[Data excerpts]

********************

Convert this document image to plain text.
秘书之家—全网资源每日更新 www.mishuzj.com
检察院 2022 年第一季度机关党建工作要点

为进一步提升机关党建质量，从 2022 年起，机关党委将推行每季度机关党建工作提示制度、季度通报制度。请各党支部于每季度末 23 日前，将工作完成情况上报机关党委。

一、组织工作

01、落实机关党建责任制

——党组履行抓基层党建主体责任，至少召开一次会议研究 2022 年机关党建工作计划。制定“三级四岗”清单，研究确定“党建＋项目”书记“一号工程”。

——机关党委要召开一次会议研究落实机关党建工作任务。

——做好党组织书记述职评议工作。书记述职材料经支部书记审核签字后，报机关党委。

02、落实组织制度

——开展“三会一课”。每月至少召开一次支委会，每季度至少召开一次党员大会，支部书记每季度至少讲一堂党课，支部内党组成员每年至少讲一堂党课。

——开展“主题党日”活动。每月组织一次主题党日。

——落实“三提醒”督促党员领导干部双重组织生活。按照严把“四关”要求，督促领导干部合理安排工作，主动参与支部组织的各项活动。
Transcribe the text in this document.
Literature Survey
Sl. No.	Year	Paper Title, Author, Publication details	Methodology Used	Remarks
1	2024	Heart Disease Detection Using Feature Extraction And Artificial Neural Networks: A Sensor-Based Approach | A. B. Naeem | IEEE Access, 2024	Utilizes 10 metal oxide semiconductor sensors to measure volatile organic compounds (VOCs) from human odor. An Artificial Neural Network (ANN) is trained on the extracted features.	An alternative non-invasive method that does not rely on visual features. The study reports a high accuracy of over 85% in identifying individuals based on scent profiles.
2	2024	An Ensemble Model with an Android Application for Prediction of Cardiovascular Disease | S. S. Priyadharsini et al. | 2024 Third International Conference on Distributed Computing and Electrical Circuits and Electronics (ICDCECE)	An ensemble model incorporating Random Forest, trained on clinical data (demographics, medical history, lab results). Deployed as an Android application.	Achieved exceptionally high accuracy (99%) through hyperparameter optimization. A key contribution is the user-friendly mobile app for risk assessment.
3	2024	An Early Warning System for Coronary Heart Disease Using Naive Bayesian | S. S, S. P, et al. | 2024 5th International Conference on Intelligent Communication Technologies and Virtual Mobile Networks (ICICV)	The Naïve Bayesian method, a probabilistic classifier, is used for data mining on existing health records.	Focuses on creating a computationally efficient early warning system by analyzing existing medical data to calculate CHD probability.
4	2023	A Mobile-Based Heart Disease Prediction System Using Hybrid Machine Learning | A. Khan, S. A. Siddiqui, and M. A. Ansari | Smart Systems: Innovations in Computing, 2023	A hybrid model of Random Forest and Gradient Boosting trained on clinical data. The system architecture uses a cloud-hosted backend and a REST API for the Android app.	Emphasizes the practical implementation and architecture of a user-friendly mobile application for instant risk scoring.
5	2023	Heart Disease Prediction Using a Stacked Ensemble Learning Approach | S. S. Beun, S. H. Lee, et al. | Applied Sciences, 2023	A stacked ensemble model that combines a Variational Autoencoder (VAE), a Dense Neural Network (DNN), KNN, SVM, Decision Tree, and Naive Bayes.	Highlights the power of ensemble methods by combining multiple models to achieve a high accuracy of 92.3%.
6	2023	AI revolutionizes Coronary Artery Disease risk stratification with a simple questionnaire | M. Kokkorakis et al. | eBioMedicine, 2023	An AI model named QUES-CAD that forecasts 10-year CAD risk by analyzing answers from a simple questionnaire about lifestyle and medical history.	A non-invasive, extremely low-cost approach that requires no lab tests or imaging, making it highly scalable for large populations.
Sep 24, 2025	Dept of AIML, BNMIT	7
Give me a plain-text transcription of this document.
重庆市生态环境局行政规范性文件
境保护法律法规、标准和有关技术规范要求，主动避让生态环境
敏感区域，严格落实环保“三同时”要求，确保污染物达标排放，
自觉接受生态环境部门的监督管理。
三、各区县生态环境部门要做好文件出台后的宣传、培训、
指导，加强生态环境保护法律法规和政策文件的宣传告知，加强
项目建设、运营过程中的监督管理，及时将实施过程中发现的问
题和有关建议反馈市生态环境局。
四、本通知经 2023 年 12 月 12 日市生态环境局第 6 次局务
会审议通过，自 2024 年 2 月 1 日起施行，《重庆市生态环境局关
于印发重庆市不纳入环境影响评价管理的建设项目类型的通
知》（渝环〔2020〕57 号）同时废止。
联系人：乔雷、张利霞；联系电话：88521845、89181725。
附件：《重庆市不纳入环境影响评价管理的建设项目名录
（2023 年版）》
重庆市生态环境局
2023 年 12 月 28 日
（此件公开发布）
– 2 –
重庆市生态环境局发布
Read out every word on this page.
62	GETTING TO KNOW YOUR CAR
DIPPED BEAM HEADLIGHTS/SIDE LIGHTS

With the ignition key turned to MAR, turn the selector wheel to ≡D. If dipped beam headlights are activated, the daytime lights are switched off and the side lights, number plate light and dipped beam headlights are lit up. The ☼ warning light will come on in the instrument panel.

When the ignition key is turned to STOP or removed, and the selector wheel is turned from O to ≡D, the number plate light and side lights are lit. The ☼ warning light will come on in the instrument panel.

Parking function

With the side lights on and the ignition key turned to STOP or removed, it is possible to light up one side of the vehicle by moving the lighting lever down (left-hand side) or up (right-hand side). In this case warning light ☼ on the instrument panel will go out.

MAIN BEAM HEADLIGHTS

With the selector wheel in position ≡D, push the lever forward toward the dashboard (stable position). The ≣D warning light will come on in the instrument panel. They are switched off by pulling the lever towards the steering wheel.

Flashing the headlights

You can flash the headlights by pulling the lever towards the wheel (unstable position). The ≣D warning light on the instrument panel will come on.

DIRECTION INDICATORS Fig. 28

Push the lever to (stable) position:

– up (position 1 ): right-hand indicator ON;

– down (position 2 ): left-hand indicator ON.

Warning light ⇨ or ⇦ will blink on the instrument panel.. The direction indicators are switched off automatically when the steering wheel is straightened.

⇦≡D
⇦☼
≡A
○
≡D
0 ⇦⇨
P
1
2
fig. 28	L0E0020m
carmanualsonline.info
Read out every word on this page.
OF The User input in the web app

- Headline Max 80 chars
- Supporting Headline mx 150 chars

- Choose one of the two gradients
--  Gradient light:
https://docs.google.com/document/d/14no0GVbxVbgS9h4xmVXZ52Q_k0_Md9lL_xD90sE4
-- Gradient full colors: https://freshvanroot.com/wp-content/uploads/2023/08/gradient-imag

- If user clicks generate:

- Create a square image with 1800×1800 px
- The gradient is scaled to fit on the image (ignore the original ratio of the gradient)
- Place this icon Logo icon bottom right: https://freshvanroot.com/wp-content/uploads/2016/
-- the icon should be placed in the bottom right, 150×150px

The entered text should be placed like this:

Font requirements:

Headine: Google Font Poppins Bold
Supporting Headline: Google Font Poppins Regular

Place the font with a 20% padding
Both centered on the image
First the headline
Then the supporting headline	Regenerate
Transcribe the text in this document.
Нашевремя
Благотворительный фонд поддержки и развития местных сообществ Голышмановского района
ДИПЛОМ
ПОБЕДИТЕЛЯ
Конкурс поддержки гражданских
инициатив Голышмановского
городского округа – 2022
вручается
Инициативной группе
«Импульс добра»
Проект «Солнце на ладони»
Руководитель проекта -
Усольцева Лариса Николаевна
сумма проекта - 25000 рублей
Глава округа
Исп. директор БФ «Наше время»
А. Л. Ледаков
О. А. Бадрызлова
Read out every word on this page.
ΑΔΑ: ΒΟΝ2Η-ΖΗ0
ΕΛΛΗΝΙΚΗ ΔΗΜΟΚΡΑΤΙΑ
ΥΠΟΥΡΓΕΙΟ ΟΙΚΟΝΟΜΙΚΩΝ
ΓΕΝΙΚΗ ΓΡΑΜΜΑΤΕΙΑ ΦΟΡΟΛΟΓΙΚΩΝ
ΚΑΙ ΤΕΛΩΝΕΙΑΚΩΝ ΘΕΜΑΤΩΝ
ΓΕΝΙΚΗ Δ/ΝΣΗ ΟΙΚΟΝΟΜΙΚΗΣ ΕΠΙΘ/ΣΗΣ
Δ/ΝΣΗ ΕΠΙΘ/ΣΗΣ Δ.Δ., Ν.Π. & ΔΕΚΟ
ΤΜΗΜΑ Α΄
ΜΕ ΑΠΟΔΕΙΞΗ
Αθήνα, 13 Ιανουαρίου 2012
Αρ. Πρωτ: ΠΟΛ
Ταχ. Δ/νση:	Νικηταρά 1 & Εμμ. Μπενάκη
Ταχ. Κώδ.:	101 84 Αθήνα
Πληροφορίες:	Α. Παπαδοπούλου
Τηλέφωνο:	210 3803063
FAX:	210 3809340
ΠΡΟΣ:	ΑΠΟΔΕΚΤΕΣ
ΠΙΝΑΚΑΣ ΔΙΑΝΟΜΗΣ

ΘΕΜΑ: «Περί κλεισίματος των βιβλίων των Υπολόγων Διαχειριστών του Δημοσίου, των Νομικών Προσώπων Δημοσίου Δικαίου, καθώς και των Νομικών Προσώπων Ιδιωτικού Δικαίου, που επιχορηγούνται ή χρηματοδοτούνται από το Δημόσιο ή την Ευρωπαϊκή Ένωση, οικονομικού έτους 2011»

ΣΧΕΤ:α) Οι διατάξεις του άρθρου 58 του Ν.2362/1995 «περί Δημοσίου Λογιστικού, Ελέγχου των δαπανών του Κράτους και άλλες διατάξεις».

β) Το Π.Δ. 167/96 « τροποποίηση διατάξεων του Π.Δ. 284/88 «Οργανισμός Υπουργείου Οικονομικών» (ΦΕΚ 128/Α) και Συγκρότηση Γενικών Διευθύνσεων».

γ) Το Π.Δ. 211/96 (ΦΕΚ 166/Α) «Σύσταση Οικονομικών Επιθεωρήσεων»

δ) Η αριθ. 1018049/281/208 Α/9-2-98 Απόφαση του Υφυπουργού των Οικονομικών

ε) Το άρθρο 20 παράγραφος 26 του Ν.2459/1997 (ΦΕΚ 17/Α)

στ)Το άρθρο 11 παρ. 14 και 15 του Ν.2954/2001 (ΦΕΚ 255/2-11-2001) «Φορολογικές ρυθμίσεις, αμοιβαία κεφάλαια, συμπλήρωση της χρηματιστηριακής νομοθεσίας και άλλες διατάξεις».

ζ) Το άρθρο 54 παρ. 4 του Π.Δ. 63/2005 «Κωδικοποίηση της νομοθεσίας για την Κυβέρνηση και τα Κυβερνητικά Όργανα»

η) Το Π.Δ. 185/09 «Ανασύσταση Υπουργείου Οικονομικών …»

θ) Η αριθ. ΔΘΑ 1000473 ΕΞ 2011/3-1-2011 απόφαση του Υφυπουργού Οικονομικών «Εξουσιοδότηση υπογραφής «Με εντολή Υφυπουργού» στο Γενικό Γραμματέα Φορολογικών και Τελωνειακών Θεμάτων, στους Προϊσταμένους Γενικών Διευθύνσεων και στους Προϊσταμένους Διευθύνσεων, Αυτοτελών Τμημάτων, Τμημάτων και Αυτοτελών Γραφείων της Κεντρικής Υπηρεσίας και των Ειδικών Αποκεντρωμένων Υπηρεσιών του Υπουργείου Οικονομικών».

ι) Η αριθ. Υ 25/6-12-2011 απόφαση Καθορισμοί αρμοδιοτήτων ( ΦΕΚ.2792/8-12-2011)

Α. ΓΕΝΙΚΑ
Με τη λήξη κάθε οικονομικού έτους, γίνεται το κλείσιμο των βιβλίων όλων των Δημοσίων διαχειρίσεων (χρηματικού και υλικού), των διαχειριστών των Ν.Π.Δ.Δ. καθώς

********************

Exercise
In the listing, find all lines with the string "steering" and copy them.

Solution to the problem
With the selector wheel in position ≡D, push the lever forward toward the dashboard (stable position). The ≣D warning light will come on in the instrument panel. They are switched off by pulling the lever towards the steering wheel.
Warning light ⇨ or ⇦ will blink on the instrument panel.. The direction indicators are switched off automatically when the steering wheel is straightened.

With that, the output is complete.